• DIRECTIONS: In the records below, find each line containing the word "salinity" and copy it.

##### EXTRACTED DATA

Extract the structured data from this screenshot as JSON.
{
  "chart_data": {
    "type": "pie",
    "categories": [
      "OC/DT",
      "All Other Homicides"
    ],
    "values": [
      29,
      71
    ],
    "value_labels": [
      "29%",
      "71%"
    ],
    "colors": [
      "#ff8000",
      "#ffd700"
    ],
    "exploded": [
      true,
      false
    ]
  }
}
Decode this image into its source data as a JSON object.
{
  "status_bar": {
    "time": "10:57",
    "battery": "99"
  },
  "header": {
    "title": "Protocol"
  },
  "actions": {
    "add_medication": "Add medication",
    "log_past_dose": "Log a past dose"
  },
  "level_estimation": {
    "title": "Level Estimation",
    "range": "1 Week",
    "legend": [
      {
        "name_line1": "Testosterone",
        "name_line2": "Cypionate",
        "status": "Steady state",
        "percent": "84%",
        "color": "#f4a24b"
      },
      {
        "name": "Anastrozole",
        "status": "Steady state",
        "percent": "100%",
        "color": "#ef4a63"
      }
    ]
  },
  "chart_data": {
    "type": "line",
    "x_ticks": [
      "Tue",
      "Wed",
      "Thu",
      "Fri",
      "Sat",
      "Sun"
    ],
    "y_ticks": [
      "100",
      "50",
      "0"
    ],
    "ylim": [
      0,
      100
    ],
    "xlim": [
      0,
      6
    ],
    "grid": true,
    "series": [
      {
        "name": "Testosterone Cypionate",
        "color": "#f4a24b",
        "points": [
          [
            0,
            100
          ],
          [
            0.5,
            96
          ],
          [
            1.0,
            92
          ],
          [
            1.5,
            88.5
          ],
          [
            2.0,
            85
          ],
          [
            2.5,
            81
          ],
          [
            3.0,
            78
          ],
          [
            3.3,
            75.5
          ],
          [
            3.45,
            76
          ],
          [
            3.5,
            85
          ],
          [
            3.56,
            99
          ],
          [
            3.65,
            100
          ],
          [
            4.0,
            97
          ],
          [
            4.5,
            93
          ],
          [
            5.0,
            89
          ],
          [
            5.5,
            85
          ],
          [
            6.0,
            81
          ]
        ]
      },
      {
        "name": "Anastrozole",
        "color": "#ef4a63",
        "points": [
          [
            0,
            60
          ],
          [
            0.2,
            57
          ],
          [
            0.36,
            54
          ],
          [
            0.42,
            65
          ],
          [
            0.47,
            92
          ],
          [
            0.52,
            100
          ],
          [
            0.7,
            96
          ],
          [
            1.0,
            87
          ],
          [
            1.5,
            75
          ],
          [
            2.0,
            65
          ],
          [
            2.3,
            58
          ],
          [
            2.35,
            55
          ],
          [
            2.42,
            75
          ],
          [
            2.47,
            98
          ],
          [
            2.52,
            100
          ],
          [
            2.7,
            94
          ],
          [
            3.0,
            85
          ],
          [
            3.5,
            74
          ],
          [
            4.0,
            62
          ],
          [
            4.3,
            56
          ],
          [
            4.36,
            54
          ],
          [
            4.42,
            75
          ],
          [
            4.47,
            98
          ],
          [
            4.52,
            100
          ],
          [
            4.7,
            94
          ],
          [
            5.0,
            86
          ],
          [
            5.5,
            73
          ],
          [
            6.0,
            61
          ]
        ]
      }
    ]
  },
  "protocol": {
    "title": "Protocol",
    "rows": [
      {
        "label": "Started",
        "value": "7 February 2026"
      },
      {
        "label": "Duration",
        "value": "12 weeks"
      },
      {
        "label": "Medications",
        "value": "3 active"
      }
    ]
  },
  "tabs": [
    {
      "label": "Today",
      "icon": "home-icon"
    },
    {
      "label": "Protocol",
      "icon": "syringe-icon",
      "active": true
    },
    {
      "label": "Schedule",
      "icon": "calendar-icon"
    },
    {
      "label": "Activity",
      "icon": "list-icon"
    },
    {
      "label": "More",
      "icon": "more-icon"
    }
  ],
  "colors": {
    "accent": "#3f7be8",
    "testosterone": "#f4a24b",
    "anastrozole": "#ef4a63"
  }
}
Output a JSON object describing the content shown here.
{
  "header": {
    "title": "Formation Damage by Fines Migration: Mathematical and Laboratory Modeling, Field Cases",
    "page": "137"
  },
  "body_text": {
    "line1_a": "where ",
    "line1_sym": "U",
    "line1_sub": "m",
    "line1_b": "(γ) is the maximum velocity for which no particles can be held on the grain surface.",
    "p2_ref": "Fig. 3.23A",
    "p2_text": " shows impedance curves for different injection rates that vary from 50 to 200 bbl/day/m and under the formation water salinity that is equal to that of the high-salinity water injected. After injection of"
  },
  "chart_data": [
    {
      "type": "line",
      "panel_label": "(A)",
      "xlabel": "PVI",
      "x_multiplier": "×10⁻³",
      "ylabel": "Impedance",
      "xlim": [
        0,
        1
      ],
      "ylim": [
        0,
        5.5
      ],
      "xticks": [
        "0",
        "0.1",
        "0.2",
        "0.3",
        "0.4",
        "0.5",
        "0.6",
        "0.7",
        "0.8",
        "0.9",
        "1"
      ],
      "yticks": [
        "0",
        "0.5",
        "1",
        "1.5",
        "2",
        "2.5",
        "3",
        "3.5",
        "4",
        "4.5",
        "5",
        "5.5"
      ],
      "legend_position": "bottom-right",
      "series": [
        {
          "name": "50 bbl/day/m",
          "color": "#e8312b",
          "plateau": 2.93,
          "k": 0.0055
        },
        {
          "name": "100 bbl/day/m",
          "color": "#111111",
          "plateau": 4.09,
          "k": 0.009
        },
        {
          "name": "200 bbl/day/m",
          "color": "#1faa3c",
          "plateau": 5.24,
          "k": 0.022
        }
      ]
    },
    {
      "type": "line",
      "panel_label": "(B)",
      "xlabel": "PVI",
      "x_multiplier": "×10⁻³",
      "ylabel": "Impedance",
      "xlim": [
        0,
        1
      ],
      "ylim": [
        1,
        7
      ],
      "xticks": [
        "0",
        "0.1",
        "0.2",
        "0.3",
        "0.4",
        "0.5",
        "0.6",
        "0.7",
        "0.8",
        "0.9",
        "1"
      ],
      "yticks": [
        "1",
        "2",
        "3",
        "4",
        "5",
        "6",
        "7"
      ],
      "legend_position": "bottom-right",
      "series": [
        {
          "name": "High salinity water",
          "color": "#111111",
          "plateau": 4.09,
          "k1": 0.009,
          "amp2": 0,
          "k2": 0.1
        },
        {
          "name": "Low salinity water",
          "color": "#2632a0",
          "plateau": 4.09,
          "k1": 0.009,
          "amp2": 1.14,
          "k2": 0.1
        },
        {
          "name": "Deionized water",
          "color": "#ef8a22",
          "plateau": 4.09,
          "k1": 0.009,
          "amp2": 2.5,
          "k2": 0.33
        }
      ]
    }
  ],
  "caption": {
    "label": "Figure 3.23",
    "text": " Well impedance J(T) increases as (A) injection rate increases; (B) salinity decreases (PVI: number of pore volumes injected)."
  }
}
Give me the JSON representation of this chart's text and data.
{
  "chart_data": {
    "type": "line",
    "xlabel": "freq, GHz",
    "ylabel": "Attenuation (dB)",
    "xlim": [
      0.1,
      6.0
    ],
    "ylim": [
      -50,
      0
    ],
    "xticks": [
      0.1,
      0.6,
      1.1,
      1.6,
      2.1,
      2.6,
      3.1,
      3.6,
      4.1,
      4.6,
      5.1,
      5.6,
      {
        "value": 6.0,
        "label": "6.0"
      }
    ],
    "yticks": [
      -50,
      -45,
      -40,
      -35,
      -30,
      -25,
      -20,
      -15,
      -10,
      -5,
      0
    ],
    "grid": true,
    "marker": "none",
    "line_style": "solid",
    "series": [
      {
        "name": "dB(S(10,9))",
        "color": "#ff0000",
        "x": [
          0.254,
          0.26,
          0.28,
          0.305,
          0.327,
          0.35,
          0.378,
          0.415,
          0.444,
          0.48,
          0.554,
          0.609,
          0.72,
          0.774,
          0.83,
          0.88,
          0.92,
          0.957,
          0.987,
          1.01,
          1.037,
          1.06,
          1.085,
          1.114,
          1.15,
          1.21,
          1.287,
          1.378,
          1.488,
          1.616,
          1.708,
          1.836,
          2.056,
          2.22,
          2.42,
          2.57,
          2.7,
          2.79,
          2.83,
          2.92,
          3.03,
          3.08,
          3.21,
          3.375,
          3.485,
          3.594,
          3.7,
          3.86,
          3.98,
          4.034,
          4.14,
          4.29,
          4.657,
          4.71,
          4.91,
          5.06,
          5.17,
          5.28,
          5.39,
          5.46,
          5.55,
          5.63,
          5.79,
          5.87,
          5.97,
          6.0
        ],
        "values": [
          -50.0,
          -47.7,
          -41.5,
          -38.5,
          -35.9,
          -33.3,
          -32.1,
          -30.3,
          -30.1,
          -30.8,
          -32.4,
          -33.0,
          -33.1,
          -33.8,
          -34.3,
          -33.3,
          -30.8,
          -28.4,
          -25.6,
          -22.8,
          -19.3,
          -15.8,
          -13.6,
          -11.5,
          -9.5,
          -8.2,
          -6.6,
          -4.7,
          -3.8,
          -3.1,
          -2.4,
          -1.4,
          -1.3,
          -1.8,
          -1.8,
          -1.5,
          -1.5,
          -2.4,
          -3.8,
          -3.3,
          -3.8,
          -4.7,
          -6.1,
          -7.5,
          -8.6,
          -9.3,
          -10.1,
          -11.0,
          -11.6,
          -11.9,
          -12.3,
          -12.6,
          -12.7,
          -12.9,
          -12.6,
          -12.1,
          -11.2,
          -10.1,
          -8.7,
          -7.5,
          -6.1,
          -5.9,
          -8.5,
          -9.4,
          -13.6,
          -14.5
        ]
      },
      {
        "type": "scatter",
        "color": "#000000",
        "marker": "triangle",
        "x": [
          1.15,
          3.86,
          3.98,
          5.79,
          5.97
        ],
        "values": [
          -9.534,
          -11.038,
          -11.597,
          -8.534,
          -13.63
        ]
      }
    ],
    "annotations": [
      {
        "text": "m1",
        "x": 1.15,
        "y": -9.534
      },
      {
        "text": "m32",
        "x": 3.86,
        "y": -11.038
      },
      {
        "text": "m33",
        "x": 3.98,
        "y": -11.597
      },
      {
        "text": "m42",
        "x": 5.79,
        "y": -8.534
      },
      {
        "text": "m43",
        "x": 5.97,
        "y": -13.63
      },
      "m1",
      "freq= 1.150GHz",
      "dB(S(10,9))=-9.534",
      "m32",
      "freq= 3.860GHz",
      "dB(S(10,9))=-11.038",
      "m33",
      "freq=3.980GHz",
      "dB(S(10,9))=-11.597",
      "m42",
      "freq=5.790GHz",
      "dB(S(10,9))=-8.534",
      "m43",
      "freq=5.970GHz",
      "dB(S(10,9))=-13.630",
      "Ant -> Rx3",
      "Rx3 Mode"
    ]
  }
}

##########

• SOLVED EXERCISE:
    "p2_text": " shows impedance curves for different injection rates that vary from 50 to 200 bbl/day/m and under the formation water salinity that is equal to that of the high-salinity water injected. After injection of"
          "name": "High salinity water",
          "name": "Low salinity water",
    "text": " Well impedance J(T) increases as (A) injection rate increases; (B) salinity decreases (PVI: number of pore volumes injected)."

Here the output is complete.